Starting with the line that holds "Output the text content of this document.", reproduce each line through the last one of the data, exactly as written. Pictures are not copied.

# # #

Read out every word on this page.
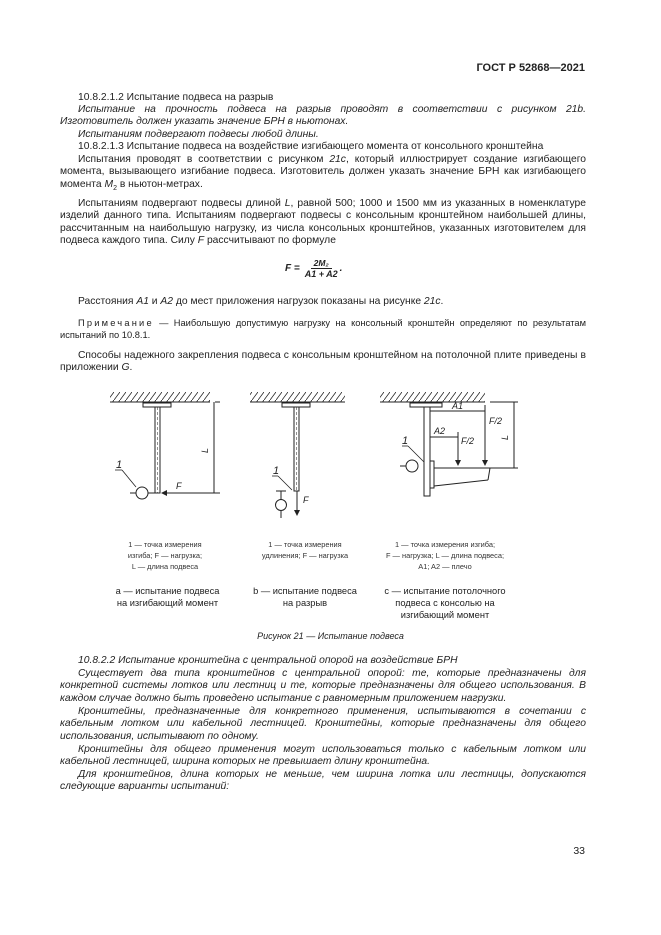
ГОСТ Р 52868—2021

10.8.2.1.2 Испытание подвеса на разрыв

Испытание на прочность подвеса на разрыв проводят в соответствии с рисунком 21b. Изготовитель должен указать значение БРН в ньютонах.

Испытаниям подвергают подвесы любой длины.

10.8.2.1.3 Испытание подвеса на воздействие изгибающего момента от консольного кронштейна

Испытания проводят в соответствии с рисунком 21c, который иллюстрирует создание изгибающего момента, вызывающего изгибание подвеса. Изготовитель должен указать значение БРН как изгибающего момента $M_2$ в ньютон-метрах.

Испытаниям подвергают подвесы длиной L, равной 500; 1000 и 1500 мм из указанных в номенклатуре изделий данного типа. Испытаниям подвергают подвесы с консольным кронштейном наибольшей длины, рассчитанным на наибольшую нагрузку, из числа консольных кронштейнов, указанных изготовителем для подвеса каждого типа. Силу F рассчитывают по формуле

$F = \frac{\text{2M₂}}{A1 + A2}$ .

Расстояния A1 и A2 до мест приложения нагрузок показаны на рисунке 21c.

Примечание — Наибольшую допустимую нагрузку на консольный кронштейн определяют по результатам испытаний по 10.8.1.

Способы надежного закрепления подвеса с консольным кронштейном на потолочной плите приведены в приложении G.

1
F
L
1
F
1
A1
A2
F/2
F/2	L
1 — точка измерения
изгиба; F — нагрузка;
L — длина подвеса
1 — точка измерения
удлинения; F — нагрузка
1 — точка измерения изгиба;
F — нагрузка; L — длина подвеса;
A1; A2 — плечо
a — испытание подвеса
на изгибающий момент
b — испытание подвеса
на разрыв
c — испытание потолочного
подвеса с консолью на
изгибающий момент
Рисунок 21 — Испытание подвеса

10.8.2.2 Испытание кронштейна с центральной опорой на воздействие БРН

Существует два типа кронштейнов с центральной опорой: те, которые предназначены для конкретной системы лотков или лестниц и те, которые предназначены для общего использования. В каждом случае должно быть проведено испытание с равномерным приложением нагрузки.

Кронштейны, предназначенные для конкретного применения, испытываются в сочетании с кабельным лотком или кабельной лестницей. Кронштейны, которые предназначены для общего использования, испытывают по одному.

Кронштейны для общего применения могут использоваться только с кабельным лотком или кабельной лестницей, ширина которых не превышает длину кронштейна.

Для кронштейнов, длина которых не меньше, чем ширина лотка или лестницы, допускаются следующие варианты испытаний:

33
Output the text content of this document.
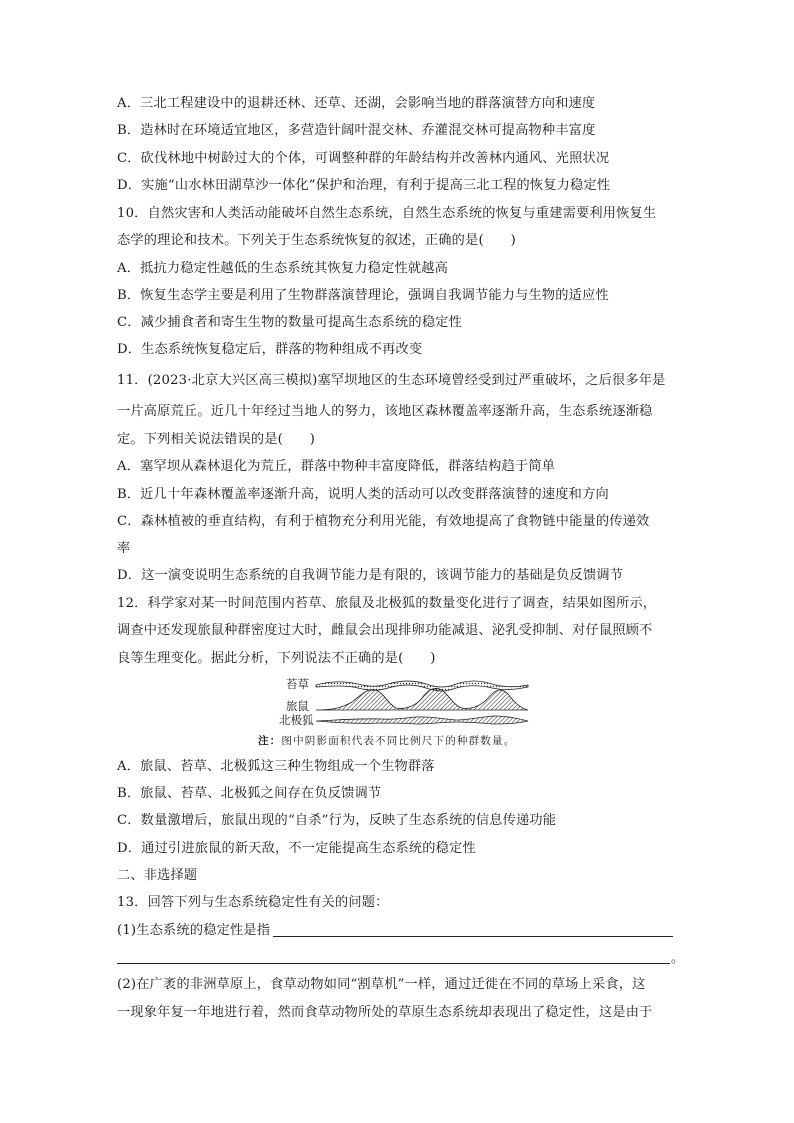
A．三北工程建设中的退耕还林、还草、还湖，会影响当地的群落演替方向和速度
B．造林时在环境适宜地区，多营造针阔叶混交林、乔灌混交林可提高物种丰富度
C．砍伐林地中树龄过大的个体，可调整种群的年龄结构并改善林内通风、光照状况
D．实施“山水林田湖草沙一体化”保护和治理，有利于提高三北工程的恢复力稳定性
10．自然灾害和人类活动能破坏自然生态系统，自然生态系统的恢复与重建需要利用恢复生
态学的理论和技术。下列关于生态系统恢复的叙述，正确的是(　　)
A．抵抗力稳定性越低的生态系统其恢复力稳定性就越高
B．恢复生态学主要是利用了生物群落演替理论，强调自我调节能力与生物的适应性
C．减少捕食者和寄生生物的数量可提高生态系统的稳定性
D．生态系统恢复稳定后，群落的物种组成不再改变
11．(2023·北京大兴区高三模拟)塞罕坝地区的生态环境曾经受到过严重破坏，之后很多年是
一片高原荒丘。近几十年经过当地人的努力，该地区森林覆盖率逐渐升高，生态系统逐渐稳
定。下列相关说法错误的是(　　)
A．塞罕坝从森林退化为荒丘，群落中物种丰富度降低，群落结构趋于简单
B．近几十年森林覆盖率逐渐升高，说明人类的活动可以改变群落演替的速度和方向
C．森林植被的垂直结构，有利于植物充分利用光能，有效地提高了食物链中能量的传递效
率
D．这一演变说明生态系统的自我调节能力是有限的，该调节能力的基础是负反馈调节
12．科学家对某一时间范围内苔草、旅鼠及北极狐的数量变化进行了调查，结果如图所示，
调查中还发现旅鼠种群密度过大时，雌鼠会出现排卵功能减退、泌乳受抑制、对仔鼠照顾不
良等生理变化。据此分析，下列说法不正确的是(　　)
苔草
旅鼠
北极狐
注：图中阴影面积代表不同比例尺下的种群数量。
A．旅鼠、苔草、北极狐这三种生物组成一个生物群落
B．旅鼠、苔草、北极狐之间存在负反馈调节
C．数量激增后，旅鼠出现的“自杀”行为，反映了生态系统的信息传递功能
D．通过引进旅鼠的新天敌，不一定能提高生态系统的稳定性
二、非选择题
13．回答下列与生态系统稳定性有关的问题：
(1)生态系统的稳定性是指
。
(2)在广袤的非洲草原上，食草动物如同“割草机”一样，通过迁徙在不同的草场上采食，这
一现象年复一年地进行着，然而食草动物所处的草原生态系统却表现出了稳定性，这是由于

# # #

◆ Solution below:
Output the text content of this document.
A．三北工程建设中的退耕还林、还草、还湖，会影响当地的群落演替方向和速度
B．造林时在环境适宜地区，多营造针阔叶混交林、乔灌混交林可提高物种丰富度
C．砍伐林地中树龄过大的个体，可调整种群的年龄结构并改善林内通风、光照状况
D．实施“山水林田湖草沙一体化”保护和治理，有利于提高三北工程的恢复力稳定性
10．自然灾害和人类活动能破坏自然生态系统，自然生态系统的恢复与重建需要利用恢复生
态学的理论和技术。下列关于生态系统恢复的叙述，正确的是(　　)
A．抵抗力稳定性越低的生态系统其恢复力稳定性就越高
B．恢复生态学主要是利用了生物群落演替理论，强调自我调节能力与生物的适应性
C．减少捕食者和寄生生物的数量可提高生态系统的稳定性
D．生态系统恢复稳定后，群落的物种组成不再改变
11．(2023·北京大兴区高三模拟)塞罕坝地区的生态环境曾经受到过严重破坏，之后很多年是
一片高原荒丘。近几十年经过当地人的努力，该地区森林覆盖率逐渐升高，生态系统逐渐稳
定。下列相关说法错误的是(　　)
A．塞罕坝从森林退化为荒丘，群落中物种丰富度降低，群落结构趋于简单
B．近几十年森林覆盖率逐渐升高，说明人类的活动可以改变群落演替的速度和方向
C．森林植被的垂直结构，有利于植物充分利用光能，有效地提高了食物链中能量的传递效
率
D．这一演变说明生态系统的自我调节能力是有限的，该调节能力的基础是负反馈调节
12．科学家对某一时间范围内苔草、旅鼠及北极狐的数量变化进行了调查，结果如图所示，
调查中还发现旅鼠种群密度过大时，雌鼠会出现排卵功能减退、泌乳受抑制、对仔鼠照顾不
良等生理变化。据此分析，下列说法不正确的是(　　)
苔草
旅鼠
北极狐
注：图中阴影面积代表不同比例尺下的种群数量。
A．旅鼠、苔草、北极狐这三种生物组成一个生物群落
B．旅鼠、苔草、北极狐之间存在负反馈调节
C．数量激增后，旅鼠出现的“自杀”行为，反映了生态系统的信息传递功能
D．通过引进旅鼠的新天敌，不一定能提高生态系统的稳定性
二、非选择题
13．回答下列与生态系统稳定性有关的问题：
(1)生态系统的稳定性是指
。
(2)在广袤的非洲草原上，食草动物如同“割草机”一样，通过迁徙在不同的草场上采食，这
一现象年复一年地进行着，然而食草动物所处的草原生态系统却表现出了稳定性，这是由于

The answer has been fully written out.